### Data shown
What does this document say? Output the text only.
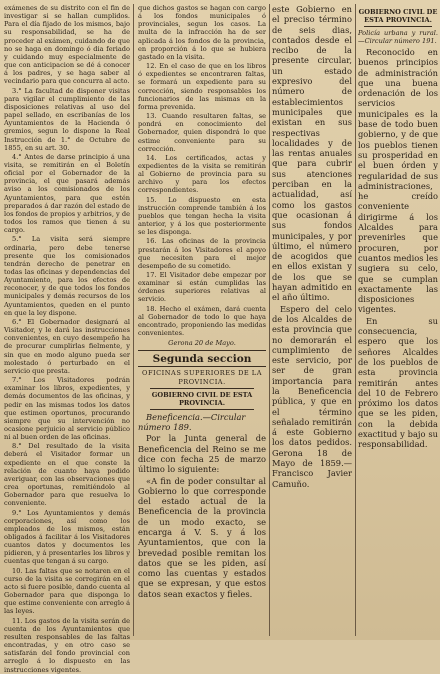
exámenes de su distrito con el fin de investigar si se hallan cumplidos. Para el día fijado de los mismos, bajo su responsabilidad, se ha de proceder al exámen, cuidando de que no se haga en domingo ó dia feriado y cuidando muy especialmente de que con anticipacion se dé á conocer á los padres, y se haga saber al vecindario para que concurra al acto.

3.° La facultad de disponer visitas para vigilar el cumplimiento de las disposiciones relativas al uso del papel sellado, en escribanías de los Ayuntamientos de la Hacienda ó gremios, segun lo dispone la Real Instrucción de 1.° de Octubre de 1855, en su art. 30.

4.° Antes de darse principio á una visita, se remitirán en el Boletín oficial por el Gobernador de la provincia, el que pasará además aviso a los comisionados de los Ayuntamientos, para que estén preparados á dar razón del estado de los fondos de propios y arbitrios, y de todos los ramos que tienen á su cargo.

5.° La visita será siempre ordinaria, pero debe tenerse presente que los comisionados tendrán derecho de penetrar en todas las oficinas y dependencias del Ayuntamiento, para los efectos de reconocer, y de que todos los fondos municipales y demás recursos de los Ayuntamientos, queden en el punto en que la ley dispone.

6.° El Gobernador designará al Visitador, y le dará las instrucciones convenientes, en cuyo desempeño ha de procurar cumplirlas fielmente, y sin que en modo alguno pueda ser molestado ó perturbado en el servicio que presta.

7.° Los Visitadores podrán examinar los libros, expedientes, y demás documentos de las oficinas, y pedir en las mismas todos los datos que estimen oportunos, procurando siempre que su intervención no ocasione perjuicio al servicio público ni al buen orden de las oficinas.

8.° Del resultado de la visita deberá el Visitador formar un expediente en el que conste la relación de cuanto haya podido averiguar, con las observaciones que crea oportunas, remitiéndolo al Gobernador para que resuelva lo conveniente.

9.° Los Ayuntamientos y demás corporaciones, así como los empleados de los mismos, están obligados á facilitar á los Visitadores cuantos datos y documentos les pidieren, y á presentarles los libros y cuentas que tengan á su cargo.

10. Las faltas que se notaren en el curso de la visita se corregirán en el acto si fuere posible, dando cuenta al Gobernador para que disponga lo que estime conveniente con arreglo á las leyes.

11. Los gastos de la visita serán de cuenta de los Ayuntamientos que resulten responsables de las faltas encontradas, y en otro caso se satisfarán del fondo provincial con arreglo á lo dispuesto en las instrucciones vigentes.

que dichos gastos se hagan con cargo á los fondos municipales ó provinciales, segun los casos. La multa de la infracción ha de ser aplicada á los fondos de la provincia, en proporción á lo que se hubiera gastado en la visita.

12. En el caso de que en los libros ó expedientes se encontraren faltas, se formará un expediente para su corrección, siendo responsables los funcionarios de las mismas en la forma prevenida.

13. Cuando resultaren faltas, se pondrá en conocimiento del Gobernador, quien dispondrá lo que estime conveniente para su corrección.

14. Los certificados, actas y expedientes de la visita se remitirán al Gobierno de provincia para su archivo y para los efectos correspondientes.

15. Lo dispuesto en esta instrucción comprende también á los pueblos que tengan hecha la visita anterior, y á los que posteriormente se les disponga.

16. Las oficinas de la provincia prestarán á los Visitadores el apoyo que necesiten para el mejor desempeño de su cometido.

17. El Visitador debe empezar por examinar si están cumplidas las órdenes superiores relativas al servicio.

18. Hecho el exámen, dará cuenta al Gobernador de todo lo que haya encontrado, proponiendo las medidas convenientes.

Gerona 20 de Mayo.
Segunda seccion
OFICINAS SUPERIORES DE LA PROVINCIA.
GOBIERNO CIVIL DE ESTA PROVINCIA.

Beneficencia.—Circular número 189.

Por la Junta general de Beneficencia del Reino se me dice con fecha 25 de marzo último lo siguiente:

«A fin de poder consultar al Gobierno lo que corresponde del estado actual de la Beneficencia de la provincia de un modo exacto, se encarga á V. S. y á los Ayuntamientos, que con la brevedad posible remitan los datos que se les piden, así como las cuentas y estados que se expresan, y que estos datos sean exactos y fieles.

este Gobierno en el preciso término de seis dias, contados desde el recibo de la presente circular, un estado expresivo del número de establecimientos municipales que existan en sus respectivas localidades y de las rentas anuales que para cubrir sus atenciones perciban en la actualidad, así como los gastos que ocasionan á sus fondos municipales, y por último, el número de acogidos que en ellos existan y de los que se hayan admitido en el año último.

Espero del celo de los Alcaldes de esta provincia que no demorarán el cumplimiento de este servicio, por ser de gran importancia para la Beneficencia pública, y que en el término señalado remitirán á este Gobierno los datos pedidos. Gerona 18 de Mayo de 1859.—Francisco Javier Camuño.

GOBIERNO CIVIL DE ESTA PROVINCIA.

Policía urbana y rural.—Circular número 191.

Reconocido en buenos principios de administración que una buena ordenación de los servicios municipales es la base de todo buen gobierno, y de que los pueblos tienen su prosperidad en el buen órden y regularidad de sus administraciones, he creído conveniente dirigirme á los Alcaldes para prevenirles que procuren, por cuantos medios les sugiera su celo, que se cumplan exactamente las disposiciones vigentes.

En su consecuencia, espero que los señores Alcaldes de los pueblos de esta provincia remitirán antes del 10 de Febrero próximo los datos que se les piden, con la debida exactitud y bajo su responsabilidad.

### Work to do
Copy each line of the data that contains the word "modo".

### The answer
6.° El Gobernador designará al Visitador, y le dará las instrucciones convenientes, en cuyo desempeño ha de procurar cumplirlas fielmente, y sin que en modo alguno pueda ser molestado ó perturbado en el servicio que presta.
«A fin de poder consultar al Gobierno lo que corresponde del estado actual de la Beneficencia de la provincia de un modo exacto, se encarga á V. S. y á los Ayuntamientos, que con la brevedad posible remitan los datos que se les piden, así como las cuentas y estados que se expresan, y que estos datos sean exactos y fieles.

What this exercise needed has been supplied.